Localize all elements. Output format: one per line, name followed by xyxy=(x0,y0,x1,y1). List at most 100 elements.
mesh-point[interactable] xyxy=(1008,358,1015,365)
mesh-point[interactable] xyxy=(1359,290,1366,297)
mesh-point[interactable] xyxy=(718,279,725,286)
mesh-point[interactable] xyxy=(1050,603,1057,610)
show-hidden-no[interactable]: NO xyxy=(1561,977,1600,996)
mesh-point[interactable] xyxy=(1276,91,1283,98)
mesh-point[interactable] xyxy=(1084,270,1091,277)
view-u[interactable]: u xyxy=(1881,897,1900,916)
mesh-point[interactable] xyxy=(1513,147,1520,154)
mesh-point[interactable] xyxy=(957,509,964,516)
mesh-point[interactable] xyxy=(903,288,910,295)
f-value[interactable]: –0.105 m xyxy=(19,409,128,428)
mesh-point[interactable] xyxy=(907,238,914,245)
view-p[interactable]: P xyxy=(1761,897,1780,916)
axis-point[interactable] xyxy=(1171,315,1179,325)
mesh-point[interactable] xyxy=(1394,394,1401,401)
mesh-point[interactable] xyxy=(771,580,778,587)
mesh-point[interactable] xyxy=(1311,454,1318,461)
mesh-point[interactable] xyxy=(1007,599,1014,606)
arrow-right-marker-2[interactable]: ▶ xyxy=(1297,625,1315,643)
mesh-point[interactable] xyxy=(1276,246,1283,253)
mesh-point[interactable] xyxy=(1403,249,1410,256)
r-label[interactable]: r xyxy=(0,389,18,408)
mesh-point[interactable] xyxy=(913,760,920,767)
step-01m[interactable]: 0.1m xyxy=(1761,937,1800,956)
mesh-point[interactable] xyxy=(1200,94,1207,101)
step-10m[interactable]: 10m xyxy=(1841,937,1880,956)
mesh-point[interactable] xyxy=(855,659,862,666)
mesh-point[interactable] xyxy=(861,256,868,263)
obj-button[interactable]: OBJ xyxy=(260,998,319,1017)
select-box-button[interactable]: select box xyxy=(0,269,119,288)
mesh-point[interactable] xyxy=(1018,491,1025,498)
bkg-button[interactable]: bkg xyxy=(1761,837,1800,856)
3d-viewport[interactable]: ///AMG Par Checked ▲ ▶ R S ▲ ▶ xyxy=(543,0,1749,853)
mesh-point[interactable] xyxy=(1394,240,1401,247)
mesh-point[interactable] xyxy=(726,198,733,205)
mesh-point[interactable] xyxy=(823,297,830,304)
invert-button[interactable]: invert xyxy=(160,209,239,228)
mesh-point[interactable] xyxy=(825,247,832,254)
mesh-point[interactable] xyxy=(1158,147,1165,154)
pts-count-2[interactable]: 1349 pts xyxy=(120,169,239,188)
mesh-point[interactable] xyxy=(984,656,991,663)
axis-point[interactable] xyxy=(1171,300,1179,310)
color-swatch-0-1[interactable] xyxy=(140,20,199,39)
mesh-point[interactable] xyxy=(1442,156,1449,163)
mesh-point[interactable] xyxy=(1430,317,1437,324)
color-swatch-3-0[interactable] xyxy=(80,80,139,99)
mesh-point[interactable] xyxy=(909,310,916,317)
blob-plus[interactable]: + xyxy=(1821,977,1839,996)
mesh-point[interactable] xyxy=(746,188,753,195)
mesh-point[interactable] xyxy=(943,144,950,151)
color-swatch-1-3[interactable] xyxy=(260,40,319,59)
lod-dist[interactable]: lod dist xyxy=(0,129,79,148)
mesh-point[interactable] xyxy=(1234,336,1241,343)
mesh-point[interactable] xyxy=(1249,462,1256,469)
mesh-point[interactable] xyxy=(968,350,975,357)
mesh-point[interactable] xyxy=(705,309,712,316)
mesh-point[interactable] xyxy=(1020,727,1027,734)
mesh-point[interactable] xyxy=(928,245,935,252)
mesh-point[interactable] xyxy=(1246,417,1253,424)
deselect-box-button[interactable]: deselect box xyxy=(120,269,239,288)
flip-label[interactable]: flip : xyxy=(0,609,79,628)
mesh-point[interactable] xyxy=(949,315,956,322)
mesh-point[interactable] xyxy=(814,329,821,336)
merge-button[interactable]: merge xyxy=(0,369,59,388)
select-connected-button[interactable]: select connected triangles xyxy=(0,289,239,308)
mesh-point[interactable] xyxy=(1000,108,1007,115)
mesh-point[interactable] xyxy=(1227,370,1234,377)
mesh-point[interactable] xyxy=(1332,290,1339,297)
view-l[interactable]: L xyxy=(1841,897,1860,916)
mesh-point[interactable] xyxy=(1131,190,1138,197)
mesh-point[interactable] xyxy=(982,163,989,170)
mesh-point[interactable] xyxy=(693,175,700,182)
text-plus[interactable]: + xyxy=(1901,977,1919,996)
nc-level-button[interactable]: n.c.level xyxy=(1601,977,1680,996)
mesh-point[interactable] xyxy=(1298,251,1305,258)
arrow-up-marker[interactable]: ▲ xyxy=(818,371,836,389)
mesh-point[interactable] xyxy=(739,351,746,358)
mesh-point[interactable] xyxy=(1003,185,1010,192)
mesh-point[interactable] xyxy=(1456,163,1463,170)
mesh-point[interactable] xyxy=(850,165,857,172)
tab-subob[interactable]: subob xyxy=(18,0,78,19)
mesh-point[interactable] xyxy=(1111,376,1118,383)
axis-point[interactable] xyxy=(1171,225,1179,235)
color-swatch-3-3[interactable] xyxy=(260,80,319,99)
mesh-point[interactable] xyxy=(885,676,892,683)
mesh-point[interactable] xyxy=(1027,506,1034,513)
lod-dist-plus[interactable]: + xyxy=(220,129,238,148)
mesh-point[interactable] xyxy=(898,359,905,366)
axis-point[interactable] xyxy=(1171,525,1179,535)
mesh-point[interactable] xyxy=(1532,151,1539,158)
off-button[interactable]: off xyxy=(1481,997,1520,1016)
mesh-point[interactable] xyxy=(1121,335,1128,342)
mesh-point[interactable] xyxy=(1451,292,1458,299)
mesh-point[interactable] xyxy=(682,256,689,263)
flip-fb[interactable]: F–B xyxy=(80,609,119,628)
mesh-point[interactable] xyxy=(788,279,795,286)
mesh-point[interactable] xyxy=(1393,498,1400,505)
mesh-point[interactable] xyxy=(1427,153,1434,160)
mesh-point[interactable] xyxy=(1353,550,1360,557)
*-*-*
▶ Your task: Rewrite every row above, changing each "mesh-point" to "vertex" and keeping everything else the same.

▶ Output:
Localize all elements. Output format: one per line, name followed by xyxy=(x0,y0,x1,y1). List at most 100 elements.
vertex[interactable] xyxy=(1008,358,1015,365)
vertex[interactable] xyxy=(1359,290,1366,297)
vertex[interactable] xyxy=(718,279,725,286)
vertex[interactable] xyxy=(1050,603,1057,610)
show-hidden-no[interactable]: NO xyxy=(1561,977,1600,996)
vertex[interactable] xyxy=(1276,91,1283,98)
vertex[interactable] xyxy=(1084,270,1091,277)
view-u[interactable]: u xyxy=(1881,897,1900,916)
vertex[interactable] xyxy=(1513,147,1520,154)
vertex[interactable] xyxy=(957,509,964,516)
vertex[interactable] xyxy=(903,288,910,295)
f-value[interactable]: –0.105 m xyxy=(19,409,128,428)
vertex[interactable] xyxy=(907,238,914,245)
view-p[interactable]: P xyxy=(1761,897,1780,916)
axis-point[interactable] xyxy=(1171,315,1179,325)
vertex[interactable] xyxy=(1394,394,1401,401)
vertex[interactable] xyxy=(771,580,778,587)
vertex[interactable] xyxy=(1311,454,1318,461)
vertex[interactable] xyxy=(1007,599,1014,606)
arrow-right-marker-2[interactable]: ▶ xyxy=(1297,625,1315,643)
vertex[interactable] xyxy=(1276,246,1283,253)
vertex[interactable] xyxy=(1403,249,1410,256)
r-label[interactable]: r xyxy=(0,389,18,408)
vertex[interactable] xyxy=(913,760,920,767)
step-01m[interactable]: 0.1m xyxy=(1761,937,1800,956)
vertex[interactable] xyxy=(1200,94,1207,101)
step-10m[interactable]: 10m xyxy=(1841,937,1880,956)
vertex[interactable] xyxy=(855,659,862,666)
vertex[interactable] xyxy=(861,256,868,263)
obj-button[interactable]: OBJ xyxy=(260,998,319,1017)
select-box-button[interactable]: select box xyxy=(0,269,119,288)
vertex[interactable] xyxy=(1018,491,1025,498)
bkg-button[interactable]: bkg xyxy=(1761,837,1800,856)
3d-viewport[interactable]: ///AMG Par Checked ▲ ▶ R S ▲ ▶ xyxy=(543,0,1749,853)
vertex[interactable] xyxy=(1394,240,1401,247)
vertex[interactable] xyxy=(726,198,733,205)
vertex[interactable] xyxy=(823,297,830,304)
invert-button[interactable]: invert xyxy=(160,209,239,228)
vertex[interactable] xyxy=(825,247,832,254)
vertex[interactable] xyxy=(1158,147,1165,154)
pts-count-2[interactable]: 1349 pts xyxy=(120,169,239,188)
vertex[interactable] xyxy=(984,656,991,663)
axis-point[interactable] xyxy=(1171,300,1179,310)
color-swatch-0-1[interactable] xyxy=(140,20,199,39)
vertex[interactable] xyxy=(1442,156,1449,163)
vertex[interactable] xyxy=(1430,317,1437,324)
color-swatch-3-0[interactable] xyxy=(80,80,139,99)
vertex[interactable] xyxy=(909,310,916,317)
blob-plus[interactable]: + xyxy=(1821,977,1839,996)
vertex[interactable] xyxy=(746,188,753,195)
vertex[interactable] xyxy=(943,144,950,151)
color-swatch-1-3[interactable] xyxy=(260,40,319,59)
lod-dist[interactable]: lod dist xyxy=(0,129,79,148)
vertex[interactable] xyxy=(1234,336,1241,343)
vertex[interactable] xyxy=(1249,462,1256,469)
vertex[interactable] xyxy=(968,350,975,357)
vertex[interactable] xyxy=(705,309,712,316)
vertex[interactable] xyxy=(1020,727,1027,734)
vertex[interactable] xyxy=(928,245,935,252)
vertex[interactable] xyxy=(1246,417,1253,424)
deselect-box-button[interactable]: deselect box xyxy=(120,269,239,288)
flip-label[interactable]: flip : xyxy=(0,609,79,628)
vertex[interactable] xyxy=(949,315,956,322)
vertex[interactable] xyxy=(814,329,821,336)
merge-button[interactable]: merge xyxy=(0,369,59,388)
select-connected-button[interactable]: select connected triangles xyxy=(0,289,239,308)
vertex[interactable] xyxy=(1000,108,1007,115)
vertex[interactable] xyxy=(1227,370,1234,377)
vertex[interactable] xyxy=(1332,290,1339,297)
view-l[interactable]: L xyxy=(1841,897,1860,916)
vertex[interactable] xyxy=(1131,190,1138,197)
vertex[interactable] xyxy=(982,163,989,170)
vertex[interactable] xyxy=(693,175,700,182)
text-plus[interactable]: + xyxy=(1901,977,1919,996)
nc-level-button[interactable]: n.c.level xyxy=(1601,977,1680,996)
vertex[interactable] xyxy=(1298,251,1305,258)
arrow-up-marker[interactable]: ▲ xyxy=(818,371,836,389)
vertex[interactable] xyxy=(739,351,746,358)
vertex[interactable] xyxy=(1003,185,1010,192)
vertex[interactable] xyxy=(1456,163,1463,170)
vertex[interactable] xyxy=(850,165,857,172)
tab-subob[interactable]: subob xyxy=(18,0,78,19)
vertex[interactable] xyxy=(1111,376,1118,383)
axis-point[interactable] xyxy=(1171,225,1179,235)
color-swatch-3-3[interactable] xyxy=(260,80,319,99)
vertex[interactable] xyxy=(885,676,892,683)
vertex[interactable] xyxy=(1027,506,1034,513)
lod-dist-plus[interactable]: + xyxy=(220,129,238,148)
vertex[interactable] xyxy=(898,359,905,366)
axis-point[interactable] xyxy=(1171,525,1179,535)
vertex[interactable] xyxy=(1532,151,1539,158)
off-button[interactable]: off xyxy=(1481,997,1520,1016)
vertex[interactable] xyxy=(1121,335,1128,342)
vertex[interactable] xyxy=(1451,292,1458,299)
vertex[interactable] xyxy=(682,256,689,263)
flip-fb[interactable]: F–B xyxy=(80,609,119,628)
vertex[interactable] xyxy=(788,279,795,286)
vertex[interactable] xyxy=(1393,498,1400,505)
vertex[interactable] xyxy=(1427,153,1434,160)
vertex[interactable] xyxy=(1353,550,1360,557)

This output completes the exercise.